──────── Records shown ────────

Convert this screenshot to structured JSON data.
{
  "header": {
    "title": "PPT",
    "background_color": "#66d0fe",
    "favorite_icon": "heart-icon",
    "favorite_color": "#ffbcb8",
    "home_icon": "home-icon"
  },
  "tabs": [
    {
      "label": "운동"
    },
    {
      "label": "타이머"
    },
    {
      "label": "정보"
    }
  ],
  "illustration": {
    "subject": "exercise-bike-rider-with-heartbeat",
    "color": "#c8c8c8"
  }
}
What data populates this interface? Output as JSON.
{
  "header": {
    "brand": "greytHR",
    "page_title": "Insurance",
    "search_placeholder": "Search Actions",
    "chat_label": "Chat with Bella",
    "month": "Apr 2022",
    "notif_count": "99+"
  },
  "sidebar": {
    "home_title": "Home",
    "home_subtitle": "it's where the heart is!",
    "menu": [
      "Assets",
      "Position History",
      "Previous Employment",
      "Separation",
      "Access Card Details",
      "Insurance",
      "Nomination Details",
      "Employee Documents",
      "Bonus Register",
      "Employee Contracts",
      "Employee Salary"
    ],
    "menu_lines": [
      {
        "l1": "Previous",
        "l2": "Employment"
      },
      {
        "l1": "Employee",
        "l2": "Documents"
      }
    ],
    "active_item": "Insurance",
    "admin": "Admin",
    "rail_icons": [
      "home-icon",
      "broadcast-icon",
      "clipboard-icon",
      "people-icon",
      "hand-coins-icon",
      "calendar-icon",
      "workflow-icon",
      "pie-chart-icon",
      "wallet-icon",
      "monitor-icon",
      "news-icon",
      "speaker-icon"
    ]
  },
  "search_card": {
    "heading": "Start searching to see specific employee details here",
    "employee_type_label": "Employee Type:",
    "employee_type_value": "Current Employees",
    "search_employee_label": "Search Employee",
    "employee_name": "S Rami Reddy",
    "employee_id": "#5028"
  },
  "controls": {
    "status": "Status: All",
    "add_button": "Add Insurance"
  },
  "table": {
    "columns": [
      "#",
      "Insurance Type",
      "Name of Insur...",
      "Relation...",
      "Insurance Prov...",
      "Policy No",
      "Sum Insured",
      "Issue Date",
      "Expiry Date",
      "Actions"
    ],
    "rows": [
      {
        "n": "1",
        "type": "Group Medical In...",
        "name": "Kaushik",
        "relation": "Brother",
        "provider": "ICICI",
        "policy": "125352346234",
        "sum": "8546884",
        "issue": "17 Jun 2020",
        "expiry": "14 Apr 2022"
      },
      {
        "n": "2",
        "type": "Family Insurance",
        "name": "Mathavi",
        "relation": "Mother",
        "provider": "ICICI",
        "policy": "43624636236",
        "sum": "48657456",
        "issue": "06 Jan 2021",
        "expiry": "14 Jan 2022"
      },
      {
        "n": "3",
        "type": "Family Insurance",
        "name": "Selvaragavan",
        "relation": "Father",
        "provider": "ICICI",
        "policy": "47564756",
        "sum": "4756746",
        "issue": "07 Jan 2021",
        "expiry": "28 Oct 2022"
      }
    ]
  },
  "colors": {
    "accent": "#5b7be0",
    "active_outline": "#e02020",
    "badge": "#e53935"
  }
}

────────

- To do
Output the listing above exactly as it appears.

- Exercise output
Convert this screenshot to structured JSON data.
{
  "header": {
    "title": "PPT",
    "background_color": "#66d0fe",
    "favorite_icon": "heart-icon",
    "favorite_color": "#ffbcb8",
    "home_icon": "home-icon"
  },
  "tabs": [
    {
      "label": "운동"
    },
    {
      "label": "타이머"
    },
    {
      "label": "정보"
    }
  ],
  "illustration": {
    "subject": "exercise-bike-rider-with-heartbeat",
    "color": "#c8c8c8"
  }
}
What data populates this interface? Output as JSON.
{
  "header": {
    "brand": "greytHR",
    "page_title": "Insurance",
    "search_placeholder": "Search Actions",
    "chat_label": "Chat with Bella",
    "month": "Apr 2022",
    "notif_count": "99+"
  },
  "sidebar": {
    "home_title": "Home",
    "home_subtitle": "it's where the heart is!",
    "menu": [
      "Assets",
      "Position History",
      "Previous Employment",
      "Separation",
      "Access Card Details",
      "Insurance",
      "Nomination Details",
      "Employee Documents",
      "Bonus Register",
      "Employee Contracts",
      "Employee Salary"
    ],
    "menu_lines": [
      {
        "l1": "Previous",
        "l2": "Employment"
      },
      {
        "l1": "Employee",
        "l2": "Documents"
      }
    ],
    "active_item": "Insurance",
    "admin": "Admin",
    "rail_icons": [
      "home-icon",
      "broadcast-icon",
      "clipboard-icon",
      "people-icon",
      "hand-coins-icon",
      "calendar-icon",
      "workflow-icon",
      "pie-chart-icon",
      "wallet-icon",
      "monitor-icon",
      "news-icon",
      "speaker-icon"
    ]
  },
  "search_card": {
    "heading": "Start searching to see specific employee details here",
    "employee_type_label": "Employee Type:",
    "employee_type_value": "Current Employees",
    "search_employee_label": "Search Employee",
    "employee_name": "S Rami Reddy",
    "employee_id": "#5028"
  },
  "controls": {
    "status": "Status: All",
    "add_button": "Add Insurance"
  },
  "table": {
    "columns": [
      "#",
      "Insurance Type",
      "Name of Insur...",
      "Relation...",
      "Insurance Prov...",
      "Policy No",
      "Sum Insured",
      "Issue Date",
      "Expiry Date",
      "Actions"
    ],
    "rows": [
      {
        "n": "1",
        "type": "Group Medical In...",
        "name": "Kaushik",
        "relation": "Brother",
        "provider": "ICICI",
        "policy": "125352346234",
        "sum": "8546884",
        "issue": "17 Jun 2020",
        "expiry": "14 Apr 2022"
      },
      {
        "n": "2",
        "type": "Family Insurance",
        "name": "Mathavi",
        "relation": "Mother",
        "provider": "ICICI",
        "policy": "43624636236",
        "sum": "48657456",
        "issue": "06 Jan 2021",
        "expiry": "14 Jan 2022"
      },
      {
        "n": "3",
        "type": "Family Insurance",
        "name": "Selvaragavan",
        "relation": "Father",
        "provider": "ICICI",
        "policy": "47564756",
        "sum": "4756746",
        "issue": "07 Jan 2021",
        "expiry": "28 Oct 2022"
      }
    ]
  },
  "colors": {
    "accent": "#5b7be0",
    "active_outline": "#e02020",
    "badge": "#e53935"
  }
}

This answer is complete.